## Task requirements
(a) From the canned oranges thread, reproduce the passage from "In the case" up to and including "of various fruits.".
(b) In the canned oranges thread, what solution digests the albedo and membranes of mandarin segments?
(c) Condense the paragraph in the canned oranges thread that begins "Canned mandarin segments are peeled" into a short list that keeps its main facts.

## Extracted text
For some reason I only see Mandarin oranges when I Google [images] "canned oranges".  My guess is that it is the one type of orange that is especially easy to can.

A Google search shows that perhaps it is, but the process is disturbing:

Mandarin orange - Wikipedia

*Canning[edit]*
Canned mandarin segments are peeled to remove the white pith prior to canning; otherwise, they turn bitter. Segments are peeled using a chemical process. First, the segments are scalded in hot water to loosen the skin; then they are bathed in a lye solution, which digests the albedo and membranes. Finally, the segments undergo several rinses in plain water. They are often used in salads, desserts, and baking.


----------



## Myridon

Packard said:


> For some reason I only see Mandarin oranges when I Google [images] "canned oranges".


That's the entire point of my post #3.


----------



## Scrawny goat

Oranges for marmalade making are also sold in cans!


----------



## Packard

Myridon said:


> That's the entire point of my post #3.



I suspect that the ability to chemically peel the segments may come into play, as is the fact that they are sweeter than regular oranges and the internal structure is less fibrous. 

I Googled "canned navel oranges" and only found one image that was actually about navel oranges (the rest were all Mandarin oranges).


----------



## Truffula

I'm just going to repeat here:  there _is no_ universal rule as to what fruits are able to be mass nouns and what fruits are not.

In the case of "canned fruit" the fruit is a mass noun if it can be one and a plural if it can't be a mass noun ("canned pineapple" , "canned peaches")

I gave a couple of rules I figured out by reflection on my native speaker's knowledge of the case by case status of various fruits.

## Data entries

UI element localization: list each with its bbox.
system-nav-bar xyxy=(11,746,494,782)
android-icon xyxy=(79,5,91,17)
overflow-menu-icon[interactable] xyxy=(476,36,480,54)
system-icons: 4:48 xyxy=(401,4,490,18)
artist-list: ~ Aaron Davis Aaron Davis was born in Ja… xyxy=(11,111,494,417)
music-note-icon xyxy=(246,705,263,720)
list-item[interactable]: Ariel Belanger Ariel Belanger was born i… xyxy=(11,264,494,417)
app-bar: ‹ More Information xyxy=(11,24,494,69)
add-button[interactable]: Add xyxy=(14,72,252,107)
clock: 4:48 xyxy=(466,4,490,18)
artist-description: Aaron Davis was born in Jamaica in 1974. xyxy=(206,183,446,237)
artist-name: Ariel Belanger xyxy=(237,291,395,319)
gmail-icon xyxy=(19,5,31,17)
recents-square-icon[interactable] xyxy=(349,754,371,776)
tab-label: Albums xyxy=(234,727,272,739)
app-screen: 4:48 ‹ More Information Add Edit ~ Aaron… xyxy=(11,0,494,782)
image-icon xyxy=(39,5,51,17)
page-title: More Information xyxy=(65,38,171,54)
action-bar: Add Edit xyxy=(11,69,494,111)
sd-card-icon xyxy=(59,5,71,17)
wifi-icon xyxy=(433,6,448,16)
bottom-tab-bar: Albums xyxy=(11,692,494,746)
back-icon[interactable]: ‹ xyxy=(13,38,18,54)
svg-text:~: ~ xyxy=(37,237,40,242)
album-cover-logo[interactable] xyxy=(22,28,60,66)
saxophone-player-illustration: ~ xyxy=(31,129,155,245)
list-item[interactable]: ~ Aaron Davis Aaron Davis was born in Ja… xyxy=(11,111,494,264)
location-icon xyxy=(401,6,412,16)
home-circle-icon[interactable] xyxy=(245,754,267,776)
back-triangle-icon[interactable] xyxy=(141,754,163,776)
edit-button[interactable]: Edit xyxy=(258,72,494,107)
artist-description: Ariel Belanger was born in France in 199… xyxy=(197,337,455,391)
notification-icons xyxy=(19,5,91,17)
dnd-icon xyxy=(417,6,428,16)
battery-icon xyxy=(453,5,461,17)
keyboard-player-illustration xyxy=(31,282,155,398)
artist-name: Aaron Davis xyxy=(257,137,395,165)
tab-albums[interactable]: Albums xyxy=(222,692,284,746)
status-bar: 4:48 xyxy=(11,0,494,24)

## Worked solutions
(a)
In the case of "canned fruit" the fruit is a mass noun if it can be one and a plural if it can't be a mass noun ("canned pineapple" , "canned peaches")

I gave a couple of rules I figured out by reflection on my native speaker's knowledge of the case by case status of various fruits.

(b) A lye solution.

(c)
- Mandarin segments are peeled before canning to remove the white pith, which would otherwise turn bitter.
- Peeling is chemical:
  - Segments are scalded in hot water to loosen the skin.
  - They are bathed in a lye solution that digests the albedo and membranes.
  - They are rinsed several times in plain water.
- Canned segments are often used in salads, desserts, and baking.